**Excerpted data:**
* * *
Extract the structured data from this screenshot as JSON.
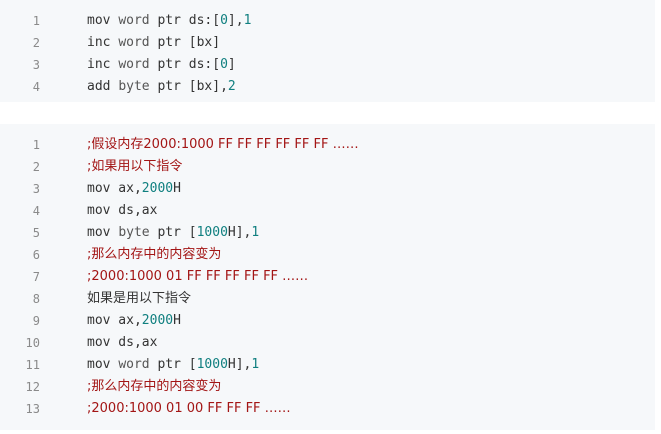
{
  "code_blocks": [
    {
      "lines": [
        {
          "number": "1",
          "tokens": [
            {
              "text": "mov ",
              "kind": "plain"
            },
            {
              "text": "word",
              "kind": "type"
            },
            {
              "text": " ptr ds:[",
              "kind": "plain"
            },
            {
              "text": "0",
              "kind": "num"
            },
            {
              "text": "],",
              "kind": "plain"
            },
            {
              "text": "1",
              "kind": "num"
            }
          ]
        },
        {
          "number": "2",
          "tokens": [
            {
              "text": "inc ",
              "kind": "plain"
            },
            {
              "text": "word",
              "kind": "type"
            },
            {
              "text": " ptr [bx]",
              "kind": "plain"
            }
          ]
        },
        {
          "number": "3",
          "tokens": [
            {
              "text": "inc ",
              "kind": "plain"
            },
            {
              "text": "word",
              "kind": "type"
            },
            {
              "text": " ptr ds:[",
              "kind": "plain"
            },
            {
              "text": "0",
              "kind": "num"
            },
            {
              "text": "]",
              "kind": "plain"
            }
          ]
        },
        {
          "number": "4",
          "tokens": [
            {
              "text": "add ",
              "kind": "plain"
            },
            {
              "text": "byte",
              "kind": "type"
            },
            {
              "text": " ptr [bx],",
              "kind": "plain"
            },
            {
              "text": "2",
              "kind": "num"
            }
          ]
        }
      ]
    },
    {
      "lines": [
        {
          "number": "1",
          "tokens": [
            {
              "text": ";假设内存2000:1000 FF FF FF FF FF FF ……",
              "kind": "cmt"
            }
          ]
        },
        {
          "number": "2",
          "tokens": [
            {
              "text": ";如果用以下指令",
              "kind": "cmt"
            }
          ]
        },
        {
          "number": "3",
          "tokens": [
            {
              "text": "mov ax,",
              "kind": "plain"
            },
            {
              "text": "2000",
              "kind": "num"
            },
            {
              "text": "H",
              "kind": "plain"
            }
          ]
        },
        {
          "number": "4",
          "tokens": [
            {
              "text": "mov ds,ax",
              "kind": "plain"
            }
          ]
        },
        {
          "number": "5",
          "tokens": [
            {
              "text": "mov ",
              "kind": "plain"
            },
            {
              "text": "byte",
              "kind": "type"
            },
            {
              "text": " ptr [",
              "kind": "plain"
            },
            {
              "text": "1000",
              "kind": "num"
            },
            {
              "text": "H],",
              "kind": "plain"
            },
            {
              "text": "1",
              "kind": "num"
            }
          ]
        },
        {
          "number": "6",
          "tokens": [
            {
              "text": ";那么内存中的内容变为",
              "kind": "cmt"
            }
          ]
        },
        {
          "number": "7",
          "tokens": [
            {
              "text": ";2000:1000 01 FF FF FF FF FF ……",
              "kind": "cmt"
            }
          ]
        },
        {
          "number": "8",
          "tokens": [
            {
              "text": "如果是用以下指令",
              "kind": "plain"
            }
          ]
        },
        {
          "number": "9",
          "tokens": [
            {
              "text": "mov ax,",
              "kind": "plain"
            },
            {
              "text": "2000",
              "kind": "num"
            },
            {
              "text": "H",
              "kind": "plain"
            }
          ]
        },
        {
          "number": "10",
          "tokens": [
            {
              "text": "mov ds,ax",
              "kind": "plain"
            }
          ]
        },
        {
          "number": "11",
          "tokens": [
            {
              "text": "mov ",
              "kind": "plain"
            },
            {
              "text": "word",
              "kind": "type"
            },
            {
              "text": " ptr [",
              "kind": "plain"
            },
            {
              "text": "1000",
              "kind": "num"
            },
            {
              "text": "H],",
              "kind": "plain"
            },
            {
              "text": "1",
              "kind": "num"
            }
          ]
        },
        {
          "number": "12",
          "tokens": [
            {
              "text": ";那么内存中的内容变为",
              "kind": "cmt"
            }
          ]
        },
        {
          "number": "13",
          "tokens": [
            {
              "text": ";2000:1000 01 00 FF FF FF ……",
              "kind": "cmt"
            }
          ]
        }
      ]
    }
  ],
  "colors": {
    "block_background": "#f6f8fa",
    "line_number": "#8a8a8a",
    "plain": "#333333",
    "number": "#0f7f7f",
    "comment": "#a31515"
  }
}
* * *
**Instructions for the task:** Without the pictures, write out all of the material exactly.

**Problem solution:**
Extract the structured data from this screenshot as JSON.
{
  "code_blocks": [
    {
      "lines": [
        {
          "number": "1",
          "tokens": [
            {
              "text": "mov ",
              "kind": "plain"
            },
            {
              "text": "word",
              "kind": "type"
            },
            {
              "text": " ptr ds:[",
              "kind": "plain"
            },
            {
              "text": "0",
              "kind": "num"
            },
            {
              "text": "],",
              "kind": "plain"
            },
            {
              "text": "1",
              "kind": "num"
            }
          ]
        },
        {
          "number": "2",
          "tokens": [
            {
              "text": "inc ",
              "kind": "plain"
            },
            {
              "text": "word",
              "kind": "type"
            },
            {
              "text": " ptr [bx]",
              "kind": "plain"
            }
          ]
        },
        {
          "number": "3",
          "tokens": [
            {
              "text": "inc ",
              "kind": "plain"
            },
            {
              "text": "word",
              "kind": "type"
            },
            {
              "text": " ptr ds:[",
              "kind": "plain"
            },
            {
              "text": "0",
              "kind": "num"
            },
            {
              "text": "]",
              "kind": "plain"
            }
          ]
        },
        {
          "number": "4",
          "tokens": [
            {
              "text": "add ",
              "kind": "plain"
            },
            {
              "text": "byte",
              "kind": "type"
            },
            {
              "text": " ptr [bx],",
              "kind": "plain"
            },
            {
              "text": "2",
              "kind": "num"
            }
          ]
        }
      ]
    },
    {
      "lines": [
        {
          "number": "1",
          "tokens": [
            {
              "text": ";假设内存2000:1000 FF FF FF FF FF FF ……",
              "kind": "cmt"
            }
          ]
        },
        {
          "number": "2",
          "tokens": [
            {
              "text": ";如果用以下指令",
              "kind": "cmt"
            }
          ]
        },
        {
          "number": "3",
          "tokens": [
            {
              "text": "mov ax,",
              "kind": "plain"
            },
            {
              "text": "2000",
              "kind": "num"
            },
            {
              "text": "H",
              "kind": "plain"
            }
          ]
        },
        {
          "number": "4",
          "tokens": [
            {
              "text": "mov ds,ax",
              "kind": "plain"
            }
          ]
        },
        {
          "number": "5",
          "tokens": [
            {
              "text": "mov ",
              "kind": "plain"
            },
            {
              "text": "byte",
              "kind": "type"
            },
            {
              "text": " ptr [",
              "kind": "plain"
            },
            {
              "text": "1000",
              "kind": "num"
            },
            {
              "text": "H],",
              "kind": "plain"
            },
            {
              "text": "1",
              "kind": "num"
            }
          ]
        },
        {
          "number": "6",
          "tokens": [
            {
              "text": ";那么内存中的内容变为",
              "kind": "cmt"
            }
          ]
        },
        {
          "number": "7",
          "tokens": [
            {
              "text": ";2000:1000 01 FF FF FF FF FF ……",
              "kind": "cmt"
            }
          ]
        },
        {
          "number": "8",
          "tokens": [
            {
              "text": "如果是用以下指令",
              "kind": "plain"
            }
          ]
        },
        {
          "number": "9",
          "tokens": [
            {
              "text": "mov ax,",
              "kind": "plain"
            },
            {
              "text": "2000",
              "kind": "num"
            },
            {
              "text": "H",
              "kind": "plain"
            }
          ]
        },
        {
          "number": "10",
          "tokens": [
            {
              "text": "mov ds,ax",
              "kind": "plain"
            }
          ]
        },
        {
          "number": "11",
          "tokens": [
            {
              "text": "mov ",
              "kind": "plain"
            },
            {
              "text": "word",
              "kind": "type"
            },
            {
              "text": " ptr [",
              "kind": "plain"
            },
            {
              "text": "1000",
              "kind": "num"
            },
            {
              "text": "H],",
              "kind": "plain"
            },
            {
              "text": "1",
              "kind": "num"
            }
          ]
        },
        {
          "number": "12",
          "tokens": [
            {
              "text": ";那么内存中的内容变为",
              "kind": "cmt"
            }
          ]
        },
        {
          "number": "13",
          "tokens": [
            {
              "text": ";2000:1000 01 00 FF FF FF ……",
              "kind": "cmt"
            }
          ]
        }
      ]
    }
  ],
  "colors": {
    "block_background": "#f6f8fa",
    "line_number": "#8a8a8a",
    "plain": "#333333",
    "number": "#0f7f7f",
    "comment": "#a31515"
  }
}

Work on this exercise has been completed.